Dataset listings of figures
* * * * *

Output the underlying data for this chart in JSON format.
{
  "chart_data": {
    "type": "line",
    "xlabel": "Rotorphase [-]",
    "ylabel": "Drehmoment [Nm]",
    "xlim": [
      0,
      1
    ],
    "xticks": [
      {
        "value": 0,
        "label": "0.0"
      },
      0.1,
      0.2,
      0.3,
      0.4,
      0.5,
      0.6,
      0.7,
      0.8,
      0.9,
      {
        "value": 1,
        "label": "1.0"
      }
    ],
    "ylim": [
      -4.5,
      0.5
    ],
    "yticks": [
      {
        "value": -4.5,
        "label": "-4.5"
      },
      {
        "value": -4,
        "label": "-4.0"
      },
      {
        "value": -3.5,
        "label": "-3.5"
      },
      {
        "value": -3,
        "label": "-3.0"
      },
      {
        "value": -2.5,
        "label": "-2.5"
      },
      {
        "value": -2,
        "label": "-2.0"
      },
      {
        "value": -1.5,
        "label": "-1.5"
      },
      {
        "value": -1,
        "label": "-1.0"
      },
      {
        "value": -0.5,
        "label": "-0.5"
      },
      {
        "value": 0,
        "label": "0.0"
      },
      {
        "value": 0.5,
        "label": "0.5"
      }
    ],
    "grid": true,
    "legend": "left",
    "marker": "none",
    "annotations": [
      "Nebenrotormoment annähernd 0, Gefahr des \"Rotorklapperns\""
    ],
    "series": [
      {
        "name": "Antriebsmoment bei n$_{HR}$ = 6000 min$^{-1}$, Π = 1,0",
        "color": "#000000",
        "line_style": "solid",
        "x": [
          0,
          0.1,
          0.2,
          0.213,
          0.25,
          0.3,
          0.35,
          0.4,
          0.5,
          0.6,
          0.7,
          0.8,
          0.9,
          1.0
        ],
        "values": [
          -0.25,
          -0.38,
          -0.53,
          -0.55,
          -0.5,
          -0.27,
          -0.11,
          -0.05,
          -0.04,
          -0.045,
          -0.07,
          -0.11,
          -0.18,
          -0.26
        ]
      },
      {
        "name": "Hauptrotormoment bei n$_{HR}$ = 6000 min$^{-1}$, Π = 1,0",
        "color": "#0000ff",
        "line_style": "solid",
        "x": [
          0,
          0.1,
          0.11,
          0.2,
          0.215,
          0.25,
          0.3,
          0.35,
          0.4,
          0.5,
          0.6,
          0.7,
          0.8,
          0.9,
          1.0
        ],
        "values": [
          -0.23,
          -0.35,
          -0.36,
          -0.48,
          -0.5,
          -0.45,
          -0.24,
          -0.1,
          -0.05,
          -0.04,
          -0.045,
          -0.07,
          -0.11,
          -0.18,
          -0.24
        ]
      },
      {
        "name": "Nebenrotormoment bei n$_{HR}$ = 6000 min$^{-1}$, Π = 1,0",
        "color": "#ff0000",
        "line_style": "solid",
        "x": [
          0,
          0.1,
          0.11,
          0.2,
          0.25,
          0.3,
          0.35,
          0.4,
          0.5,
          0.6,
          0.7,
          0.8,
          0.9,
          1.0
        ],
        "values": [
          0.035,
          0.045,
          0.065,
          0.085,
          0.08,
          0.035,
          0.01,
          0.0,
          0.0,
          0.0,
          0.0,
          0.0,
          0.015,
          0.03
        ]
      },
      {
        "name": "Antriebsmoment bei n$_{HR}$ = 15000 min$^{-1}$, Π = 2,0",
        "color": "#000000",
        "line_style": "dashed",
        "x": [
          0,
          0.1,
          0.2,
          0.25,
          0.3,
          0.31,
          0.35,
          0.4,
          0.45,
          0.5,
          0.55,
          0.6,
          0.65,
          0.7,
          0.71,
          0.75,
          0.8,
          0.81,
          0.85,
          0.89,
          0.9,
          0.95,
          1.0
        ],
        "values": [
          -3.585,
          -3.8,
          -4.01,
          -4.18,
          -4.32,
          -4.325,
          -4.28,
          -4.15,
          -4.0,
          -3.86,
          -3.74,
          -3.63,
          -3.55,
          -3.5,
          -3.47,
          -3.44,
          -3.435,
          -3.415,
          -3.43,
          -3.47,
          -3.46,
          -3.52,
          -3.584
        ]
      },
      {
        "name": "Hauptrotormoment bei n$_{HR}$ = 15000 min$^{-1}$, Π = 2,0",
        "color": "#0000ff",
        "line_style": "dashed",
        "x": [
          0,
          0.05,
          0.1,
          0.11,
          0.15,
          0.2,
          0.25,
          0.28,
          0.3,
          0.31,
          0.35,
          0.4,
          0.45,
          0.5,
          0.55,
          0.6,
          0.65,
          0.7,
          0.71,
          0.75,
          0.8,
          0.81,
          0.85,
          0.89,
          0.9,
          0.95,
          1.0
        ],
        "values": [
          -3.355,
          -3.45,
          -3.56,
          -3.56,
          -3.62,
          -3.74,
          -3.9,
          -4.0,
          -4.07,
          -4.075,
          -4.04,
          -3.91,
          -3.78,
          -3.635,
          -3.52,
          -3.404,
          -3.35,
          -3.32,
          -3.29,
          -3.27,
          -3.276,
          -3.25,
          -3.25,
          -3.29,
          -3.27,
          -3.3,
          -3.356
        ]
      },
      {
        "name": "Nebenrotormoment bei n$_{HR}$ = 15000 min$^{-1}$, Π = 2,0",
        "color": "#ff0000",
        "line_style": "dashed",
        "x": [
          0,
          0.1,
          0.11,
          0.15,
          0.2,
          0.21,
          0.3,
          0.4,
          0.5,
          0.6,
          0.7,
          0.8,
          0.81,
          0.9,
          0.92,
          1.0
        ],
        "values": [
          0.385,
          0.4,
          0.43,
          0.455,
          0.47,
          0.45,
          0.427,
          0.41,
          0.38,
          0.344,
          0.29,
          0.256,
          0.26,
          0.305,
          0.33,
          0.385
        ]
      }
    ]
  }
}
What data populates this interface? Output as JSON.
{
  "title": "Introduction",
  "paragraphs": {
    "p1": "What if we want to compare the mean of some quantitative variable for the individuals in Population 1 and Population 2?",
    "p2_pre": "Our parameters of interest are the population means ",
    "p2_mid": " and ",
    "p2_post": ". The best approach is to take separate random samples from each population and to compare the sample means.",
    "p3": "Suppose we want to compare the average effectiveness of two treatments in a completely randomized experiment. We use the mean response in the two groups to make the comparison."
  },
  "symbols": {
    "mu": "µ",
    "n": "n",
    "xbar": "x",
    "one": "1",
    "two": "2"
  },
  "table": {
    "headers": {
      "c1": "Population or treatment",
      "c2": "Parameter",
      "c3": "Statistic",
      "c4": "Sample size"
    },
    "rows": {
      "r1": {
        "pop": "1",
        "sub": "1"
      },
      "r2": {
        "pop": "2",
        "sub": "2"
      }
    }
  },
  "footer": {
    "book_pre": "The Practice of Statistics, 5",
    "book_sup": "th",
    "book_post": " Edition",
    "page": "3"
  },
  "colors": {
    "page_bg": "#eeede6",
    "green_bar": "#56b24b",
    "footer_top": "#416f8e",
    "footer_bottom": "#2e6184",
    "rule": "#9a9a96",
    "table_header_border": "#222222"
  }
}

* * * * *

* **Given request**
How many of the lines above hold the word "Antriebsmoment"? Give only that number.

* **Complete answer**
2